(begin)

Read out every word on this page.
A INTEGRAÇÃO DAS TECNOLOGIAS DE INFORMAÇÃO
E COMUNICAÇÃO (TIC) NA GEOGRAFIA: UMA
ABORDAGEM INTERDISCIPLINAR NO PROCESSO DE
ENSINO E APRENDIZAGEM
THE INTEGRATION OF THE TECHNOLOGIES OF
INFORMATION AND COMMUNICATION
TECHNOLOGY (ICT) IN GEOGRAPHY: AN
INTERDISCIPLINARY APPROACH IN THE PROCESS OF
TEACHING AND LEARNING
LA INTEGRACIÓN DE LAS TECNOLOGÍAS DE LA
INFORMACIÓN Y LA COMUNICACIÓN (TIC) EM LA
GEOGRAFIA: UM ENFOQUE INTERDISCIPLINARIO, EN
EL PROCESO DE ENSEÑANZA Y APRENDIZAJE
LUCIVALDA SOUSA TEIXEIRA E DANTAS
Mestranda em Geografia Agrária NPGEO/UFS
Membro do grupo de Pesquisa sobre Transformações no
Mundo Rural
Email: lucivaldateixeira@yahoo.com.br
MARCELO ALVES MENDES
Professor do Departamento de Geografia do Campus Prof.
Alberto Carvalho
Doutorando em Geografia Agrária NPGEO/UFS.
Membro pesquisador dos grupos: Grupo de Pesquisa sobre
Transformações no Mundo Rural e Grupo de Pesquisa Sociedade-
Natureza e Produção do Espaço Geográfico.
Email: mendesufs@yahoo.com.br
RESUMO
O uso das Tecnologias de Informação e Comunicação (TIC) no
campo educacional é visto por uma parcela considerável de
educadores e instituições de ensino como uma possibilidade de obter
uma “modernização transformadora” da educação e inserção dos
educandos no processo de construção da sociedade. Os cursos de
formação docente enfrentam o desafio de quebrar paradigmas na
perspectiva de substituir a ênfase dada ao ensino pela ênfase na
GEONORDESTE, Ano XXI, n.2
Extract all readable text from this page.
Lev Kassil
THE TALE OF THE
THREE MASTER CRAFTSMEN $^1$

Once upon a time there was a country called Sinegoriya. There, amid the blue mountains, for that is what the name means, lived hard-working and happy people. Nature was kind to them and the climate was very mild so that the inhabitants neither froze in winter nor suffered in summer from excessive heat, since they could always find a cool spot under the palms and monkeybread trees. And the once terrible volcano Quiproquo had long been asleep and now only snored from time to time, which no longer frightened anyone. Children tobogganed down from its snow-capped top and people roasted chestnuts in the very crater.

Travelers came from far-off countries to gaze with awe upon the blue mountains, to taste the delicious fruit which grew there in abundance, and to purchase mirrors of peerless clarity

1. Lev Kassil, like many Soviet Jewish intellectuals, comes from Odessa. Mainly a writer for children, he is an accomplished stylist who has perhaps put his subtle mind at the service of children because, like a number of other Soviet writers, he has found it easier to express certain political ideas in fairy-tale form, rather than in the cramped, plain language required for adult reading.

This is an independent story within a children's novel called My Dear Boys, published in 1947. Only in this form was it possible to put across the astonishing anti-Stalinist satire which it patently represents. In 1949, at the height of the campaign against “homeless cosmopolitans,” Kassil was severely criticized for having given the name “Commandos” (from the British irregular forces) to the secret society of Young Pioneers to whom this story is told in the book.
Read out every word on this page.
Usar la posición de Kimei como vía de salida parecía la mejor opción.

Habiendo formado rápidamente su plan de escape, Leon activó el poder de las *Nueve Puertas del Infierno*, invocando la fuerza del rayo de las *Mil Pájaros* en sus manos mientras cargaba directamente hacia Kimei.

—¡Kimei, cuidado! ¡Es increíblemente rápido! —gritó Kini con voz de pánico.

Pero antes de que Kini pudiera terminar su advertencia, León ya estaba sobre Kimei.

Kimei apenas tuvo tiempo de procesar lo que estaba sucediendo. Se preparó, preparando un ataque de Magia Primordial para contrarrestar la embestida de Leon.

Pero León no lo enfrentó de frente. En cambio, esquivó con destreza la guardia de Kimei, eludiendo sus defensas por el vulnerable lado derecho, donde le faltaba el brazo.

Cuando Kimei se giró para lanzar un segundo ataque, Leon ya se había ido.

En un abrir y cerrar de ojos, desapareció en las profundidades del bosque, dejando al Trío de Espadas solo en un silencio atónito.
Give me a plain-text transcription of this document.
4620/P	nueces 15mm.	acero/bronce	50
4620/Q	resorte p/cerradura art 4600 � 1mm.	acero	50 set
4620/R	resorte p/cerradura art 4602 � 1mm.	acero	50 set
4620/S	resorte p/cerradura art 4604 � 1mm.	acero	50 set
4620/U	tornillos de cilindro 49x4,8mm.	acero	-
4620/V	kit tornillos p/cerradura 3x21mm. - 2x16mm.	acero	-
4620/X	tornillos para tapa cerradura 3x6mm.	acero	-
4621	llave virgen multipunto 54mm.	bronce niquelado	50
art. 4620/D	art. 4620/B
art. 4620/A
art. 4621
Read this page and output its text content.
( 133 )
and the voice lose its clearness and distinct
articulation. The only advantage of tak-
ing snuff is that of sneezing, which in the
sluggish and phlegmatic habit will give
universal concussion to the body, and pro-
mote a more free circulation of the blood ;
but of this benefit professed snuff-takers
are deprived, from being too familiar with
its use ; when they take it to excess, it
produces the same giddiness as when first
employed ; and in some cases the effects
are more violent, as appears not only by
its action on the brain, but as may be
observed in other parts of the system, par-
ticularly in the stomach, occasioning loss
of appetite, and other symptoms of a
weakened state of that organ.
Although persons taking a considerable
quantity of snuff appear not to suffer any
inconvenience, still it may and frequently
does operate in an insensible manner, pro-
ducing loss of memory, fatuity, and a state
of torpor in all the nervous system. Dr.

(end)

● **YOUR GOAL**: Write out each line of the data above again, exactly as given.

● **THE RESPONSE**:
Read out every word on this page.
A INTEGRAÇÃO DAS TECNOLOGIAS DE INFORMAÇÃO
E COMUNICAÇÃO (TIC) NA GEOGRAFIA: UMA
ABORDAGEM INTERDISCIPLINAR NO PROCESSO DE
ENSINO E APRENDIZAGEM
THE INTEGRATION OF THE TECHNOLOGIES OF
INFORMATION AND COMMUNICATION
TECHNOLOGY (ICT) IN GEOGRAPHY: AN
INTERDISCIPLINARY APPROACH IN THE PROCESS OF
TEACHING AND LEARNING
LA INTEGRACIÓN DE LAS TECNOLOGÍAS DE LA
INFORMACIÓN Y LA COMUNICACIÓN (TIC) EM LA
GEOGRAFIA: UM ENFOQUE INTERDISCIPLINARIO, EN
EL PROCESO DE ENSEÑANZA Y APRENDIZAJE
LUCIVALDA SOUSA TEIXEIRA E DANTAS
Mestranda em Geografia Agrária NPGEO/UFS
Membro do grupo de Pesquisa sobre Transformações no
Mundo Rural
Email: lucivaldateixeira@yahoo.com.br
MARCELO ALVES MENDES
Professor do Departamento de Geografia do Campus Prof.
Alberto Carvalho
Doutorando em Geografia Agrária NPGEO/UFS.
Membro pesquisador dos grupos: Grupo de Pesquisa sobre
Transformações no Mundo Rural e Grupo de Pesquisa Sociedade-
Natureza e Produção do Espaço Geográfico.
Email: mendesufs@yahoo.com.br
RESUMO
O uso das Tecnologias de Informação e Comunicação (TIC) no
campo educacional é visto por uma parcela considerável de
educadores e instituições de ensino como uma possibilidade de obter
uma “modernização transformadora” da educação e inserção dos
educandos no processo de construção da sociedade. Os cursos de
formação docente enfrentam o desafio de quebrar paradigmas na
perspectiva de substituir a ênfase dada ao ensino pela ênfase na
GEONORDESTE, Ano XXI, n.2
Extract all readable text from this page.
Lev Kassil
THE TALE OF THE
THREE MASTER CRAFTSMEN $^1$

Once upon a time there was a country called Sinegoriya. There, amid the blue mountains, for that is what the name means, lived hard-working and happy people. Nature was kind to them and the climate was very mild so that the inhabitants neither froze in winter nor suffered in summer from excessive heat, since they could always find a cool spot under the palms and monkeybread trees. And the once terrible volcano Quiproquo had long been asleep and now only snored from time to time, which no longer frightened anyone. Children tobogganed down from its snow-capped top and people roasted chestnuts in the very crater.

Travelers came from far-off countries to gaze with awe upon the blue mountains, to taste the delicious fruit which grew there in abundance, and to purchase mirrors of peerless clarity

1. Lev Kassil, like many Soviet Jewish intellectuals, comes from Odessa. Mainly a writer for children, he is an accomplished stylist who has perhaps put his subtle mind at the service of children because, like a number of other Soviet writers, he has found it easier to express certain political ideas in fairy-tale form, rather than in the cramped, plain language required for adult reading.

This is an independent story within a children's novel called My Dear Boys, published in 1947. Only in this form was it possible to put across the astonishing anti-Stalinist satire which it patently represents. In 1949, at the height of the campaign against “homeless cosmopolitans,” Kassil was severely criticized for having given the name “Commandos” (from the British irregular forces) to the secret society of Young Pioneers to whom this story is told in the book.
Read out every word on this page.
Usar la posición de Kimei como vía de salida parecía la mejor opción.

Habiendo formado rápidamente su plan de escape, Leon activó el poder de las *Nueve Puertas del Infierno*, invocando la fuerza del rayo de las *Mil Pájaros* en sus manos mientras cargaba directamente hacia Kimei.

—¡Kimei, cuidado! ¡Es increíblemente rápido! —gritó Kini con voz de pánico.

Pero antes de que Kini pudiera terminar su advertencia, León ya estaba sobre Kimei.

Kimei apenas tuvo tiempo de procesar lo que estaba sucediendo. Se preparó, preparando un ataque de Magia Primordial para contrarrestar la embestida de Leon.

Pero León no lo enfrentó de frente. En cambio, esquivó con destreza la guardia de Kimei, eludiendo sus defensas por el vulnerable lado derecho, donde le faltaba el brazo.

Cuando Kimei se giró para lanzar un segundo ataque, Leon ya se había ido.

En un abrir y cerrar de ojos, desapareció en las profundidades del bosque, dejando al Trío de Espadas solo en un silencio atónito.
Give me a plain-text transcription of this document.
4620/P	nueces 15mm.	acero/bronce	50
4620/Q	resorte p/cerradura art 4600 � 1mm.	acero	50 set
4620/R	resorte p/cerradura art 4602 � 1mm.	acero	50 set
4620/S	resorte p/cerradura art 4604 � 1mm.	acero	50 set
4620/U	tornillos de cilindro 49x4,8mm.	acero	-
4620/V	kit tornillos p/cerradura 3x21mm. - 2x16mm.	acero	-
4620/X	tornillos para tapa cerradura 3x6mm.	acero	-
4621	llave virgen multipunto 54mm.	bronce niquelado	50
art. 4620/D	art. 4620/B
art. 4620/A
art. 4621
Read this page and output its text content.
( 133 )
and the voice lose its clearness and distinct
articulation. The only advantage of tak-
ing snuff is that of sneezing, which in the
sluggish and phlegmatic habit will give
universal concussion to the body, and pro-
mote a more free circulation of the blood ;
but of this benefit professed snuff-takers
are deprived, from being too familiar with
its use ; when they take it to excess, it
produces the same giddiness as when first
employed ; and in some cases the effects
are more violent, as appears not only by
its action on the brain, but as may be
observed in other parts of the system, par-
ticularly in the stomach, occasioning loss
of appetite, and other symptoms of a
weakened state of that organ.
Although persons taking a considerable
quantity of snuff appear not to suffer any
inconvenience, still it may and frequently
does operate in an insensible manner, pro-
ducing loss of memory, fatuity, and a state
of torpor in all the nervous system. Dr.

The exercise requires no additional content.